What this task involves –
Would you transcribe the whole listing exactly, minus its pictures?

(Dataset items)
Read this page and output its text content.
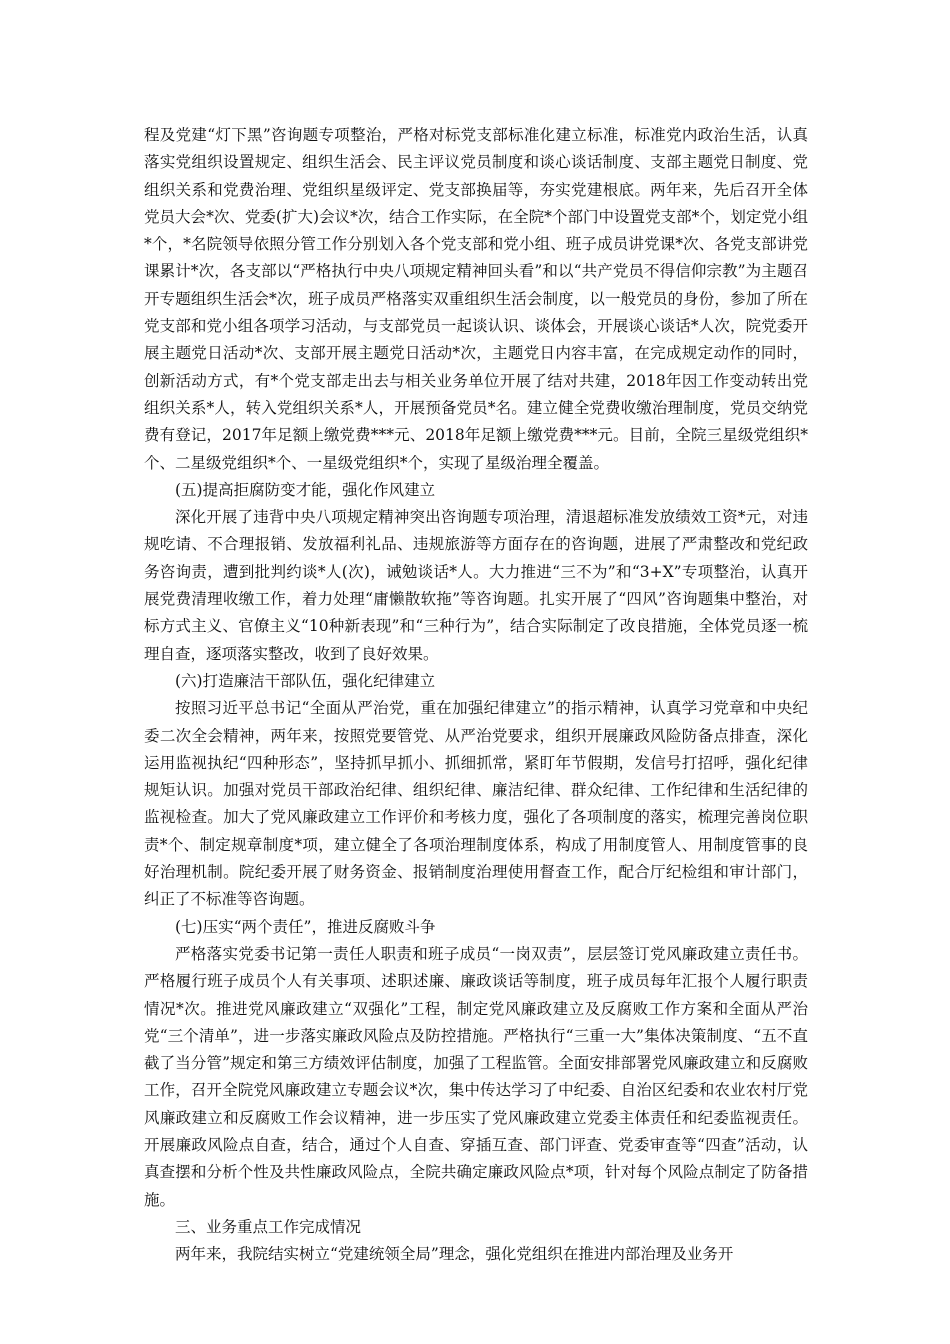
程及党建“灯下黑”咨询题专项整治，严格对标党支部标准化建立标准，标准党内政治生活，认真落实党组织设置规定、组织生活会、民主评议党员制度和谈心谈话制度、支部主题党日制度、党组织关系和党费治理、党组织星级评定、党支部换届等，夯实党建根底。两年来，先后召开全体党员大会*次、党委(扩大)会议*次，结合工作实际，在全院*个部门中设置党支部*个，划定党小组*个，*名院领导依照分管工作分别划入各个党支部和党小组、班子成员讲党课*次、各党支部讲党课累计*次，各支部以“严格执行中央八项规定精神回头看”和以“共产党员不得信仰宗教”为主题召开专题组织生活会*次，班子成员严格落实双重组织生活会制度，以一般党员的身份，参加了所在党支部和党小组各项学习活动，与支部党员一起谈认识、谈体会，开展谈心谈话*人次，院党委开展主题党日活动*次、支部开展主题党日活动*次，主题党日内容丰富，在完成规定动作的同时，创新活动方式，有*个党支部走出去与相关业务单位开展了结对共建，2018年因工作变动转出党组织关系*人，转入党组织关系*人，开展预备党员*名。建立健全党费收缴治理制度，党员交纳党费有登记，2017年足额上缴党费***元、2018年足额上缴党费***元。目前，全院三星级党组织*个、二星级党组织*个、一星级党组织*个，实现了星级治理全覆盖。

(五)提高拒腐防变才能，强化作风建立

深化开展了违背中央八项规定精神突出咨询题专项治理，清退超标准发放绩效工资*元，对违规吃请、不合理报销、发放福利礼品、违规旅游等方面存在的咨询题，进展了严肃整改和党纪政务咨询责，遭到批判约谈*人(次)，诫勉谈话*人。大力推进“三不为”和“3+X”专项整治，认真开展党费清理收缴工作，着力处理“庸懒散软拖”等咨询题。扎实开展了“四风”咨询题集中整治，对标方式主义、官僚主义“10种新表现”和“三种行为”，结合实际制定了改良措施，全体党员逐一梳理自查，逐项落实整改，收到了良好效果。

(六)打造廉洁干部队伍，强化纪律建立

按照习近平总书记“全面从严治党，重在加强纪律建立”的指示精神，认真学习党章和中央纪委二次全会精神，两年来，按照党要管党、从严治党要求，组织开展廉政风险防备点排查，深化运用监视执纪“四种形态”，坚持抓早抓小、抓细抓常，紧盯年节假期，发信号打招呼，强化纪律规矩认识。加强对党员干部政治纪律、组织纪律、廉洁纪律、群众纪律、工作纪律和生活纪律的监视检查。加大了党风廉政建立工作评价和考核力度，强化了各项制度的落实，梳理完善岗位职责*个、制定规章制度*项，建立健全了各项治理制度体系，构成了用制度管人、用制度管事的良好治理机制。院纪委开展了财务资金、报销制度治理使用督查工作，配合厅纪检组和审计部门，纠正了不标准等咨询题。

(七)压实“两个责任”，推进反腐败斗争

严格落实党委书记第一责任人职责和班子成员“一岗双责”，层层签订党风廉政建立责任书。严格履行班子成员个人有关事项、述职述廉、廉政谈话等制度，班子成员每年汇报个人履行职责情况*次。推进党风廉政建立“双强化”工程，制定党风廉政建立及反腐败工作方案和全面从严治党“三个清单”，进一步落实廉政风险点及防控措施。严格执行“三重一大”集体决策制度、“五不直截了当分管”规定和第三方绩效评估制度，加强了工程监管。全面安排部署党风廉政建立和反腐败工作，召开全院党风廉政建立专题会议*次，集中传达学习了中纪委、自治区纪委和农业农村厅党风廉政建立和反腐败工作会议精神，进一步压实了党风廉政建立党委主体责任和纪委监视责任。开展廉政风险点自查，结合，通过个人自查、穿插互查、部门评查、党委审查等“四查”活动，认真查摆和分析个性及共性廉政风险点，全院共确定廉政风险点*项，针对每个风险点制定了防备措施。

三、业务重点工作完成情况

两年来，我院结实树立“党建统领全局”理念，强化党组织在推进内部治理及业务开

Right answer –
Read this page and output its text content.
程及党建“灯下黑”咨询题专项整治，严格对标党支部标准化建立标准，标准党内政治生活，认真落实党组织设置规定、组织生活会、民主评议党员制度和谈心谈话制度、支部主题党日制度、党组织关系和党费治理、党组织星级评定、党支部换届等，夯实党建根底。两年来，先后召开全体党员大会*次、党委(扩大)会议*次，结合工作实际，在全院*个部门中设置党支部*个，划定党小组*个，*名院领导依照分管工作分别划入各个党支部和党小组、班子成员讲党课*次、各党支部讲党课累计*次，各支部以“严格执行中央八项规定精神回头看”和以“共产党员不得信仰宗教”为主题召开专题组织生活会*次，班子成员严格落实双重组织生活会制度，以一般党员的身份，参加了所在党支部和党小组各项学习活动，与支部党员一起谈认识、谈体会，开展谈心谈话*人次，院党委开展主题党日活动*次、支部开展主题党日活动*次，主题党日内容丰富，在完成规定动作的同时，创新活动方式，有*个党支部走出去与相关业务单位开展了结对共建，2018年因工作变动转出党组织关系*人，转入党组织关系*人，开展预备党员*名。建立健全党费收缴治理制度，党员交纳党费有登记，2017年足额上缴党费***元、2018年足额上缴党费***元。目前，全院三星级党组织*个、二星级党组织*个、一星级党组织*个，实现了星级治理全覆盖。

(五)提高拒腐防变才能，强化作风建立

深化开展了违背中央八项规定精神突出咨询题专项治理，清退超标准发放绩效工资*元，对违规吃请、不合理报销、发放福利礼品、违规旅游等方面存在的咨询题，进展了严肃整改和党纪政务咨询责，遭到批判约谈*人(次)，诫勉谈话*人。大力推进“三不为”和“3+X”专项整治，认真开展党费清理收缴工作，着力处理“庸懒散软拖”等咨询题。扎实开展了“四风”咨询题集中整治，对标方式主义、官僚主义“10种新表现”和“三种行为”，结合实际制定了改良措施，全体党员逐一梳理自查，逐项落实整改，收到了良好效果。

(六)打造廉洁干部队伍，强化纪律建立

按照习近平总书记“全面从严治党，重在加强纪律建立”的指示精神，认真学习党章和中央纪委二次全会精神，两年来，按照党要管党、从严治党要求，组织开展廉政风险防备点排查，深化运用监视执纪“四种形态”，坚持抓早抓小、抓细抓常，紧盯年节假期，发信号打招呼，强化纪律规矩认识。加强对党员干部政治纪律、组织纪律、廉洁纪律、群众纪律、工作纪律和生活纪律的监视检查。加大了党风廉政建立工作评价和考核力度，强化了各项制度的落实，梳理完善岗位职责*个、制定规章制度*项，建立健全了各项治理制度体系，构成了用制度管人、用制度管事的良好治理机制。院纪委开展了财务资金、报销制度治理使用督查工作，配合厅纪检组和审计部门，纠正了不标准等咨询题。

(七)压实“两个责任”，推进反腐败斗争

严格落实党委书记第一责任人职责和班子成员“一岗双责”，层层签订党风廉政建立责任书。严格履行班子成员个人有关事项、述职述廉、廉政谈话等制度，班子成员每年汇报个人履行职责情况*次。推进党风廉政建立“双强化”工程，制定党风廉政建立及反腐败工作方案和全面从严治党“三个清单”，进一步落实廉政风险点及防控措施。严格执行“三重一大”集体决策制度、“五不直截了当分管”规定和第三方绩效评估制度，加强了工程监管。全面安排部署党风廉政建立和反腐败工作，召开全院党风廉政建立专题会议*次，集中传达学习了中纪委、自治区纪委和农业农村厅党风廉政建立和反腐败工作会议精神，进一步压实了党风廉政建立党委主体责任和纪委监视责任。开展廉政风险点自查，结合，通过个人自查、穿插互查、部门评查、党委审查等“四查”活动，认真查摆和分析个性及共性廉政风险点，全院共确定廉政风险点*项，针对每个风险点制定了防备措施。

三、业务重点工作完成情况

两年来，我院结实树立“党建统领全局”理念，强化党组织在推进内部治理及业务开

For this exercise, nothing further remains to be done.